Copy each line exactly. Leave nothing out.

Figure content listings:
◆ ◆ ◆ ◆ ◆
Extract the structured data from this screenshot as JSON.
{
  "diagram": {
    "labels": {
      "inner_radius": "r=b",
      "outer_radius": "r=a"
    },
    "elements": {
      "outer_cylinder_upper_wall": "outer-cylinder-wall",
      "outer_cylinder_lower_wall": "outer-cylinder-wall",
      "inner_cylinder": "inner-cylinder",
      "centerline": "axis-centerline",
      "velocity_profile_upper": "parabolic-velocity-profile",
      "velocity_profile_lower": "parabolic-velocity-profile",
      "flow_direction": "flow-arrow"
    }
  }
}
◆ ◆ ◆ ◆ ◆
Task solution:
Extract the structured data from this screenshot as JSON.
{
  "diagram": {
    "labels": {
      "inner_radius": "r=b",
      "outer_radius": "r=a"
    },
    "elements": {
      "outer_cylinder_upper_wall": "outer-cylinder-wall",
      "outer_cylinder_lower_wall": "outer-cylinder-wall",
      "inner_cylinder": "inner-cylinder",
      "centerline": "axis-centerline",
      "velocity_profile_upper": "parabolic-velocity-profile",
      "velocity_profile_lower": "parabolic-velocity-profile",
      "flow_direction": "flow-arrow"
    }
  }
}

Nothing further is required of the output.